(Extracts from a graphics dataset)
[Begin]

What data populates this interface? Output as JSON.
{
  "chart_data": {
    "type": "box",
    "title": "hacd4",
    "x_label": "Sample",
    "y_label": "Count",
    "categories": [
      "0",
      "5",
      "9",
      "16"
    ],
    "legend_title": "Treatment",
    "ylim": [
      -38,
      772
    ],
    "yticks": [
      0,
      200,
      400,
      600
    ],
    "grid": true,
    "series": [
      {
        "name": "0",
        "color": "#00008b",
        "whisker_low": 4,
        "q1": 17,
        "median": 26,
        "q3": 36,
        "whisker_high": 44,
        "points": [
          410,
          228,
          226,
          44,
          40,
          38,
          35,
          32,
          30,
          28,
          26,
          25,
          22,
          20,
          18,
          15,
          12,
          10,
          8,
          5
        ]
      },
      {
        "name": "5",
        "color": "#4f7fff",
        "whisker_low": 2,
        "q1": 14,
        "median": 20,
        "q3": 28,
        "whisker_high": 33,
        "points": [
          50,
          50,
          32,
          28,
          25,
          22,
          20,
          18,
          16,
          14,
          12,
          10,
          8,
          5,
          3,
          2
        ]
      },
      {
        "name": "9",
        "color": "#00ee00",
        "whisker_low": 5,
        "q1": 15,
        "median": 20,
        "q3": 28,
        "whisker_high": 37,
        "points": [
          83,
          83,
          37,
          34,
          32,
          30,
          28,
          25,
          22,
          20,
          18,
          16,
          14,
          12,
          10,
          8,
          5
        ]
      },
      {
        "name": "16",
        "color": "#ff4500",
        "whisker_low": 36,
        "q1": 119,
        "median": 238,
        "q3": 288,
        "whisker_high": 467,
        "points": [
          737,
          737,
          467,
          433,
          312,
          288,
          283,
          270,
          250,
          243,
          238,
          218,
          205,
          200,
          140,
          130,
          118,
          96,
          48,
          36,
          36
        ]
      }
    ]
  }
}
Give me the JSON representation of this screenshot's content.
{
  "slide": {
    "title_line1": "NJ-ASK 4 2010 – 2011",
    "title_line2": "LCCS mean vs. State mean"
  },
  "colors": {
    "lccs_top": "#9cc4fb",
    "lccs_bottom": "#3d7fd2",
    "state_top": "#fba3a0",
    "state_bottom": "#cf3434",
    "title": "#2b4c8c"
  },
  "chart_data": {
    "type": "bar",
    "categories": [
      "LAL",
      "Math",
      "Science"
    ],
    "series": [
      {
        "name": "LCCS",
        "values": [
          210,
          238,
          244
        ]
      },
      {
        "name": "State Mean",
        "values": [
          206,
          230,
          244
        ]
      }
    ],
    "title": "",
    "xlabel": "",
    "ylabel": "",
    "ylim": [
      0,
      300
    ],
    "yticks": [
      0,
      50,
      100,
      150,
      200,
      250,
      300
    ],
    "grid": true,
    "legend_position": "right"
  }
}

[End]

Stated exercise>
Looking at the material above, count the lines containing the string "JSON" and reply with the count alone.

Solution>
2